Written instruction => Images appear in the records below; leave them out and repeat everything else exactly.

** BEGIN Records shown **

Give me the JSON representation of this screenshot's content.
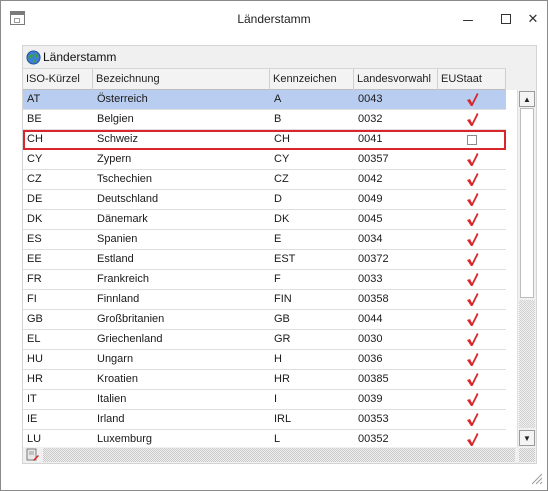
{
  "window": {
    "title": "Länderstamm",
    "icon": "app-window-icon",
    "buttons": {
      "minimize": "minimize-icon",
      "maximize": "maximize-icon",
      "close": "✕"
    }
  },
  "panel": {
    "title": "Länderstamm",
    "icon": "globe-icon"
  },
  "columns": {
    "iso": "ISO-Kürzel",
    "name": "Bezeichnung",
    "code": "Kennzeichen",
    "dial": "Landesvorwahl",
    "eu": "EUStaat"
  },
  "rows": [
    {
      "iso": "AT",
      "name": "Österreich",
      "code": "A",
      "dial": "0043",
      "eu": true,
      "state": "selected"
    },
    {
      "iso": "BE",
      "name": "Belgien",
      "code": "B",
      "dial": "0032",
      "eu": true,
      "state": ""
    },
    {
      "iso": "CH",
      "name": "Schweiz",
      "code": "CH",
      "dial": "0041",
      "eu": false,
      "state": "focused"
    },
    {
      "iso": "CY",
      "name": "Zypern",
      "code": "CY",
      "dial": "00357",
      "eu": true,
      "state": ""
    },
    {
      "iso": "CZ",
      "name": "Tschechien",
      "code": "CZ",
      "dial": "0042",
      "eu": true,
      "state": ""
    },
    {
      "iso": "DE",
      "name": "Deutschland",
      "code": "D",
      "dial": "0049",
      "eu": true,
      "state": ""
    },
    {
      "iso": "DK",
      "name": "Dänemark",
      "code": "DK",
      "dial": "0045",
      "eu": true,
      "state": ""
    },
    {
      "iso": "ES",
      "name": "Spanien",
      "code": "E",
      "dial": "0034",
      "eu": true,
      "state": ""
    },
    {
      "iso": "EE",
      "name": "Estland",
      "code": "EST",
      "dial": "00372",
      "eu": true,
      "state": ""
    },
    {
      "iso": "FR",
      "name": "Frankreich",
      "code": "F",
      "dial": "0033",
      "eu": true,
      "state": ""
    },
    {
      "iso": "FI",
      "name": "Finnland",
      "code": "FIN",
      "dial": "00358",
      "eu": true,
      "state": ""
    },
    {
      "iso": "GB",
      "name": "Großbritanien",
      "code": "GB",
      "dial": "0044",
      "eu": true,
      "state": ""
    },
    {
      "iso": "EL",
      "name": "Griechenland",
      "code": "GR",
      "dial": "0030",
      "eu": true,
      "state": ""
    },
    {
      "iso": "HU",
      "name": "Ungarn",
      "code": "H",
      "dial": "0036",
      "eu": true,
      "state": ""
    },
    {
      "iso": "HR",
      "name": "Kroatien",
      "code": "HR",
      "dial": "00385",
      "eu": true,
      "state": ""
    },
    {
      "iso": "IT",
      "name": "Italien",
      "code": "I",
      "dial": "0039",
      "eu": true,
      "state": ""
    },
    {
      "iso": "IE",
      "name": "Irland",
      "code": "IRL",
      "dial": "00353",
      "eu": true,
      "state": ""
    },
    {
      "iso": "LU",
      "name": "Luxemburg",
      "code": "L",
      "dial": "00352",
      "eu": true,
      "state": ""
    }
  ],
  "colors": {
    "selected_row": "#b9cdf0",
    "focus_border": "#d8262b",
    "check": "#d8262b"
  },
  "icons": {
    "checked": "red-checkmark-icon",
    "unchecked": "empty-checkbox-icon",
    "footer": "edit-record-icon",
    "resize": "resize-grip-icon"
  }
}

** END Records shown **

Task answer =>
Give me the JSON representation of this screenshot's content.
{
  "window": {
    "title": "Länderstamm",
    "icon": "app-window-icon",
    "buttons": {
      "minimize": "minimize-icon",
      "maximize": "maximize-icon",
      "close": "✕"
    }
  },
  "panel": {
    "title": "Länderstamm",
    "icon": "globe-icon"
  },
  "columns": {
    "iso": "ISO-Kürzel",
    "name": "Bezeichnung",
    "code": "Kennzeichen",
    "dial": "Landesvorwahl",
    "eu": "EUStaat"
  },
  "rows": [
    {
      "iso": "AT",
      "name": "Österreich",
      "code": "A",
      "dial": "0043",
      "eu": true,
      "state": "selected"
    },
    {
      "iso": "BE",
      "name": "Belgien",
      "code": "B",
      "dial": "0032",
      "eu": true,
      "state": ""
    },
    {
      "iso": "CH",
      "name": "Schweiz",
      "code": "CH",
      "dial": "0041",
      "eu": false,
      "state": "focused"
    },
    {
      "iso": "CY",
      "name": "Zypern",
      "code": "CY",
      "dial": "00357",
      "eu": true,
      "state": ""
    },
    {
      "iso": "CZ",
      "name": "Tschechien",
      "code": "CZ",
      "dial": "0042",
      "eu": true,
      "state": ""
    },
    {
      "iso": "DE",
      "name": "Deutschland",
      "code": "D",
      "dial": "0049",
      "eu": true,
      "state": ""
    },
    {
      "iso": "DK",
      "name": "Dänemark",
      "code": "DK",
      "dial": "0045",
      "eu": true,
      "state": ""
    },
    {
      "iso": "ES",
      "name": "Spanien",
      "code": "E",
      "dial": "0034",
      "eu": true,
      "state": ""
    },
    {
      "iso": "EE",
      "name": "Estland",
      "code": "EST",
      "dial": "00372",
      "eu": true,
      "state": ""
    },
    {
      "iso": "FR",
      "name": "Frankreich",
      "code": "F",
      "dial": "0033",
      "eu": true,
      "state": ""
    },
    {
      "iso": "FI",
      "name": "Finnland",
      "code": "FIN",
      "dial": "00358",
      "eu": true,
      "state": ""
    },
    {
      "iso": "GB",
      "name": "Großbritanien",
      "code": "GB",
      "dial": "0044",
      "eu": true,
      "state": ""
    },
    {
      "iso": "EL",
      "name": "Griechenland",
      "code": "GR",
      "dial": "0030",
      "eu": true,
      "state": ""
    },
    {
      "iso": "HU",
      "name": "Ungarn",
      "code": "H",
      "dial": "0036",
      "eu": true,
      "state": ""
    },
    {
      "iso": "HR",
      "name": "Kroatien",
      "code": "HR",
      "dial": "00385",
      "eu": true,
      "state": ""
    },
    {
      "iso": "IT",
      "name": "Italien",
      "code": "I",
      "dial": "0039",
      "eu": true,
      "state": ""
    },
    {
      "iso": "IE",
      "name": "Irland",
      "code": "IRL",
      "dial": "00353",
      "eu": true,
      "state": ""
    },
    {
      "iso": "LU",
      "name": "Luxemburg",
      "code": "L",
      "dial": "00352",
      "eu": true,
      "state": ""
    }
  ],
  "colors": {
    "selected_row": "#b9cdf0",
    "focus_border": "#d8262b",
    "check": "#d8262b"
  },
  "icons": {
    "checked": "red-checkmark-icon",
    "unchecked": "empty-checkbox-icon",
    "footer": "edit-record-icon",
    "resize": "resize-grip-icon"
  }
}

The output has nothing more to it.